## begin Input material

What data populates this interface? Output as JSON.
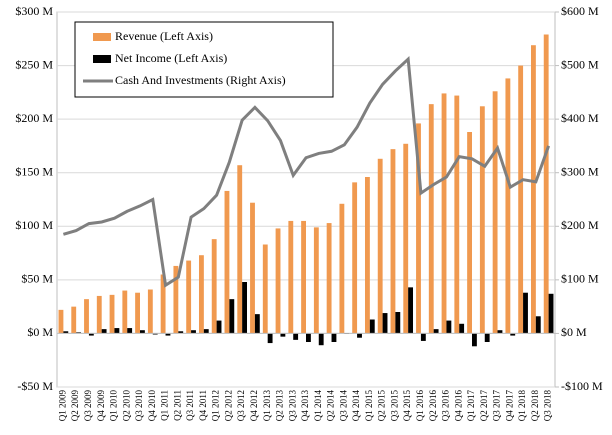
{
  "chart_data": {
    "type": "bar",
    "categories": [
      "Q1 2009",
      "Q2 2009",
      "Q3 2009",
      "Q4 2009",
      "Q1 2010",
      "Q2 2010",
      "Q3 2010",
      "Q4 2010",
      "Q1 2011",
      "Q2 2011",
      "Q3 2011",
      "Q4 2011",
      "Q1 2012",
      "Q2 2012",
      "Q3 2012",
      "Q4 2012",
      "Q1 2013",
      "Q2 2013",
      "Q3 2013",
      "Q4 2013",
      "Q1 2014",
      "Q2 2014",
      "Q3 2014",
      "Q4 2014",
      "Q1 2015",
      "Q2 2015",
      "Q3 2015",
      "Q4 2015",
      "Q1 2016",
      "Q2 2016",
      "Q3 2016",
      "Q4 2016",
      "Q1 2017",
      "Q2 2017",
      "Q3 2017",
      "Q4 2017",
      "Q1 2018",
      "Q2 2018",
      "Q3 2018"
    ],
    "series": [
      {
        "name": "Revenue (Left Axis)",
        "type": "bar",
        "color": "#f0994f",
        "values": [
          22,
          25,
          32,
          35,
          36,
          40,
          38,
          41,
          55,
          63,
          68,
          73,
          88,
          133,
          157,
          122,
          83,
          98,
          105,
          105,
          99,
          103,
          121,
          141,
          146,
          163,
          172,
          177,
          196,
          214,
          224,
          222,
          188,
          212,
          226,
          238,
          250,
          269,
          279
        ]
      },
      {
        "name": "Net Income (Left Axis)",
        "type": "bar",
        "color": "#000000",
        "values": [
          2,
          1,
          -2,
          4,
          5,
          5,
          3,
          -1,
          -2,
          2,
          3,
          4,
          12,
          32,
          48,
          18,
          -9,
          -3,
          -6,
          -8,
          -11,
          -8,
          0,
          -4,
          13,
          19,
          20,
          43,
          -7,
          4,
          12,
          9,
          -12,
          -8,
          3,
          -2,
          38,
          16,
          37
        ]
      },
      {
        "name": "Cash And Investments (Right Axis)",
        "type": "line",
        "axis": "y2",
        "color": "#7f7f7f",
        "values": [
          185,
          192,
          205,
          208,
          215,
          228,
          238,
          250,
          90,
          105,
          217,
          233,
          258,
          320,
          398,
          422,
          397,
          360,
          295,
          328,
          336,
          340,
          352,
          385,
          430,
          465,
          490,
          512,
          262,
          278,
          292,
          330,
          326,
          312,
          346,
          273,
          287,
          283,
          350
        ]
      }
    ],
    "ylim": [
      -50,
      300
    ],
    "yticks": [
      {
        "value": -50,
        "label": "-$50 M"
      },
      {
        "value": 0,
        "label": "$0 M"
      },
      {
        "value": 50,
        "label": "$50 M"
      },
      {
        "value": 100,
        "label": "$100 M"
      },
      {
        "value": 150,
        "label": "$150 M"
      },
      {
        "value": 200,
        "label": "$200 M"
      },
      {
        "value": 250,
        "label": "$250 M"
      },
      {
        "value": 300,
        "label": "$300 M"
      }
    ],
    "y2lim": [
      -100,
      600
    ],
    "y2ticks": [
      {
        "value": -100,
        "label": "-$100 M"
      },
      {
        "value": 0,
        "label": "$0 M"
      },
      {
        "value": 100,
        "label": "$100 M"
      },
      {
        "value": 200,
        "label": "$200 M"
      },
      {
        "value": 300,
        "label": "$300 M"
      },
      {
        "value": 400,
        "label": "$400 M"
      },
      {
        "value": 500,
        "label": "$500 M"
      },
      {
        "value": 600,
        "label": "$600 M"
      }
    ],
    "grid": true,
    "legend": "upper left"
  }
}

## end Input material

Set exercise: Nothing in the entries should change as you copy them, except that the pictures are left out.

Completed exercise:
What data populates this interface? Output as JSON.
{
  "chart_data": {
    "type": "bar",
    "categories": [
      "Q1 2009",
      "Q2 2009",
      "Q3 2009",
      "Q4 2009",
      "Q1 2010",
      "Q2 2010",
      "Q3 2010",
      "Q4 2010",
      "Q1 2011",
      "Q2 2011",
      "Q3 2011",
      "Q4 2011",
      "Q1 2012",
      "Q2 2012",
      "Q3 2012",
      "Q4 2012",
      "Q1 2013",
      "Q2 2013",
      "Q3 2013",
      "Q4 2013",
      "Q1 2014",
      "Q2 2014",
      "Q3 2014",
      "Q4 2014",
      "Q1 2015",
      "Q2 2015",
      "Q3 2015",
      "Q4 2015",
      "Q1 2016",
      "Q2 2016",
      "Q3 2016",
      "Q4 2016",
      "Q1 2017",
      "Q2 2017",
      "Q3 2017",
      "Q4 2017",
      "Q1 2018",
      "Q2 2018",
      "Q3 2018"
    ],
    "series": [
      {
        "name": "Revenue (Left Axis)",
        "type": "bar",
        "color": "#f0994f",
        "values": [
          22,
          25,
          32,
          35,
          36,
          40,
          38,
          41,
          55,
          63,
          68,
          73,
          88,
          133,
          157,
          122,
          83,
          98,
          105,
          105,
          99,
          103,
          121,
          141,
          146,
          163,
          172,
          177,
          196,
          214,
          224,
          222,
          188,
          212,
          226,
          238,
          250,
          269,
          279
        ]
      },
      {
        "name": "Net Income (Left Axis)",
        "type": "bar",
        "color": "#000000",
        "values": [
          2,
          1,
          -2,
          4,
          5,
          5,
          3,
          -1,
          -2,
          2,
          3,
          4,
          12,
          32,
          48,
          18,
          -9,
          -3,
          -6,
          -8,
          -11,
          -8,
          0,
          -4,
          13,
          19,
          20,
          43,
          -7,
          4,
          12,
          9,
          -12,
          -8,
          3,
          -2,
          38,
          16,
          37
        ]
      },
      {
        "name": "Cash And Investments (Right Axis)",
        "type": "line",
        "axis": "y2",
        "color": "#7f7f7f",
        "values": [
          185,
          192,
          205,
          208,
          215,
          228,
          238,
          250,
          90,
          105,
          217,
          233,
          258,
          320,
          398,
          422,
          397,
          360,
          295,
          328,
          336,
          340,
          352,
          385,
          430,
          465,
          490,
          512,
          262,
          278,
          292,
          330,
          326,
          312,
          346,
          273,
          287,
          283,
          350
        ]
      }
    ],
    "ylim": [
      -50,
      300
    ],
    "yticks": [
      {
        "value": -50,
        "label": "-$50 M"
      },
      {
        "value": 0,
        "label": "$0 M"
      },
      {
        "value": 50,
        "label": "$50 M"
      },
      {
        "value": 100,
        "label": "$100 M"
      },
      {
        "value": 150,
        "label": "$150 M"
      },
      {
        "value": 200,
        "label": "$200 M"
      },
      {
        "value": 250,
        "label": "$250 M"
      },
      {
        "value": 300,
        "label": "$300 M"
      }
    ],
    "y2lim": [
      -100,
      600
    ],
    "y2ticks": [
      {
        "value": -100,
        "label": "-$100 M"
      },
      {
        "value": 0,
        "label": "$0 M"
      },
      {
        "value": 100,
        "label": "$100 M"
      },
      {
        "value": 200,
        "label": "$200 M"
      },
      {
        "value": 300,
        "label": "$300 M"
      },
      {
        "value": 400,
        "label": "$400 M"
      },
      {
        "value": 500,
        "label": "$500 M"
      },
      {
        "value": 600,
        "label": "$600 M"
      }
    ],
    "grid": true,
    "legend": "upper left"
  }
}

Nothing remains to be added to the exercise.